(REQUEST)
Convert the records from the line containing "Decompose this screenshot" through the line containing "- divider: [0, 423, 790, 424]" into a JSON list of strings, one string per line, leaving out blank lines and pictures.

(INPUT FOR THIS TASK)
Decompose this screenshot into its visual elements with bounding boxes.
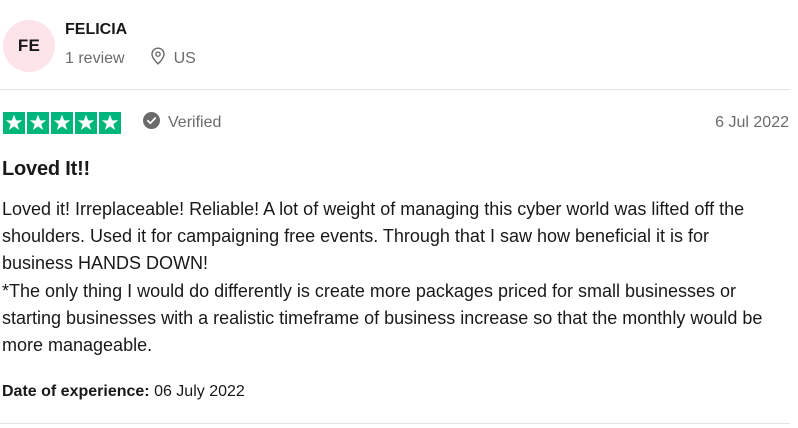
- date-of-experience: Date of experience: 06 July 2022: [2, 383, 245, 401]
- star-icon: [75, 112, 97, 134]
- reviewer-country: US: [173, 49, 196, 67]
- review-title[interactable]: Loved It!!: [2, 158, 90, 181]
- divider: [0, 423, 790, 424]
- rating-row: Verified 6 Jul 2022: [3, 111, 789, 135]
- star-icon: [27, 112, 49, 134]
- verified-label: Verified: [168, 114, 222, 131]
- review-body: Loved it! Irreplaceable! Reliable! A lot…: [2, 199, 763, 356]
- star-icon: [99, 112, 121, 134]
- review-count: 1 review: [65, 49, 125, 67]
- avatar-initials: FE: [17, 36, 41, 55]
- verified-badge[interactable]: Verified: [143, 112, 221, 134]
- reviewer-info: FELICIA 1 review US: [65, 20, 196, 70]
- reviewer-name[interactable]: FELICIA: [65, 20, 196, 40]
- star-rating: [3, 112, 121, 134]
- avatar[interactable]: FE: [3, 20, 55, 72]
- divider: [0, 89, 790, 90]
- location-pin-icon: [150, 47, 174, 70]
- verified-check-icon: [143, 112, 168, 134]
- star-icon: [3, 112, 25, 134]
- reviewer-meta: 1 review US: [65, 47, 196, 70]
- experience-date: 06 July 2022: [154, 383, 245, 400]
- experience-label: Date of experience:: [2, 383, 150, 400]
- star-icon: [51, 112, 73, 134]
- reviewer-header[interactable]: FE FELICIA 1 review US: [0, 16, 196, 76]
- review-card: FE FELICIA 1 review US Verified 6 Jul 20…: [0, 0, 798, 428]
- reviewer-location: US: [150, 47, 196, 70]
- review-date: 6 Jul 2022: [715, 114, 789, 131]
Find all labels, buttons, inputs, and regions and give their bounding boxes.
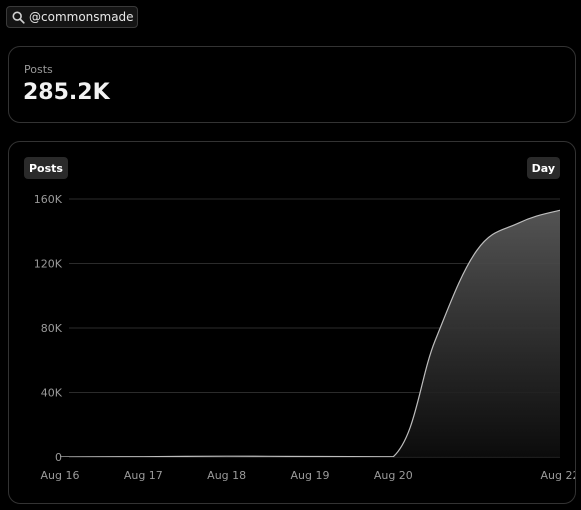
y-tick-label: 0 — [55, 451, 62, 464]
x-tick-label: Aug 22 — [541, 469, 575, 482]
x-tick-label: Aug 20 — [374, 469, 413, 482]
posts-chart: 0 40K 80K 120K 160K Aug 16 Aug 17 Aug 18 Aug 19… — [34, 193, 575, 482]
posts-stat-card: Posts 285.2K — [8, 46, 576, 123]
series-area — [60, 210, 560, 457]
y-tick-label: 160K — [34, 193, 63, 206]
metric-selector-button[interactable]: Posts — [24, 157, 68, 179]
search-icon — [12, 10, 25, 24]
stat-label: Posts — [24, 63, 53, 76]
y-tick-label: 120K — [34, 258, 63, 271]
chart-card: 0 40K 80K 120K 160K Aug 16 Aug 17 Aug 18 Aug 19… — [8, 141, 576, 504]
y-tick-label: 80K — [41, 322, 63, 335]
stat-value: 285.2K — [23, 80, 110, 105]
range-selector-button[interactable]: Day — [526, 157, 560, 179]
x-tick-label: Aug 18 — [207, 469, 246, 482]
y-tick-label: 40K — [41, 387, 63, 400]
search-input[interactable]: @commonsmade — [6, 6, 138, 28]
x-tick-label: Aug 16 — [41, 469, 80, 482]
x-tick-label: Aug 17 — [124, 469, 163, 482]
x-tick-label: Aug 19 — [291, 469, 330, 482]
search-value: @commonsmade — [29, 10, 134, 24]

...

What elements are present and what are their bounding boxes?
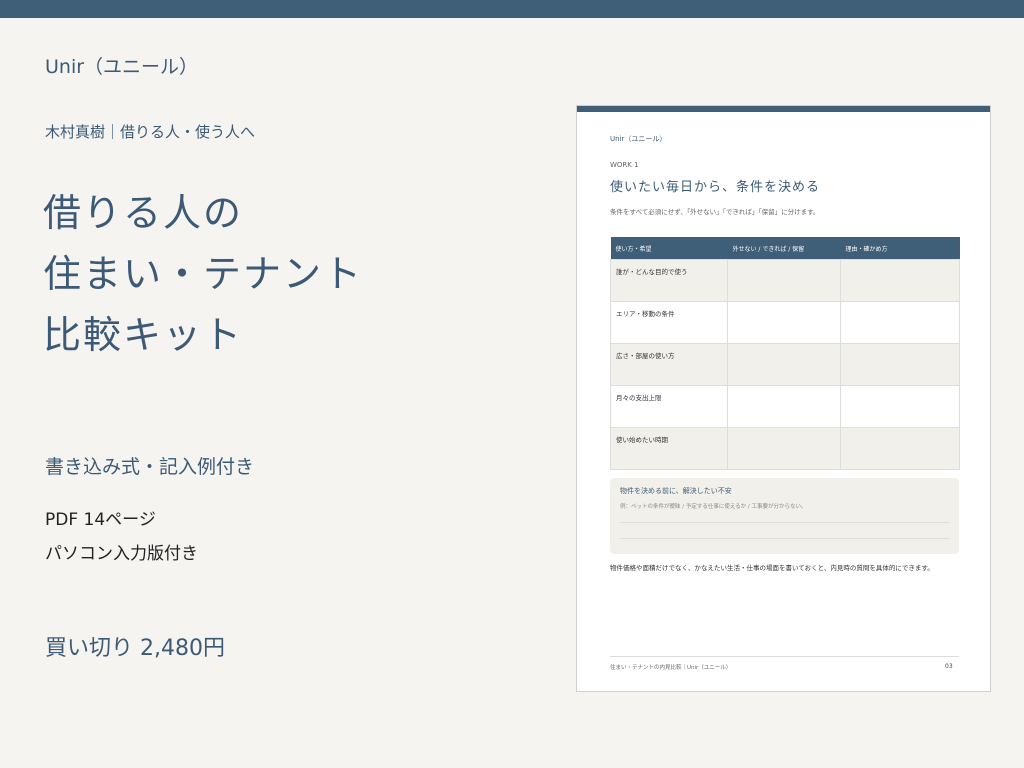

(RESPONSE TO THIS TASK)
[
  "Decompose this screenshot into its visual elements with bounding boxes.",
  "- date-of-experience: Date of experience: 06 July 2022: [2, 383, 245, 401]",
  "- star-icon: [75, 112, 97, 134]",
  "- reviewer-country: US: [173, 49, 196, 67]",
  "- review-title[interactable]: Loved It!!: [2, 158, 90, 181]",
  "- divider: [0, 423, 790, 424]"
]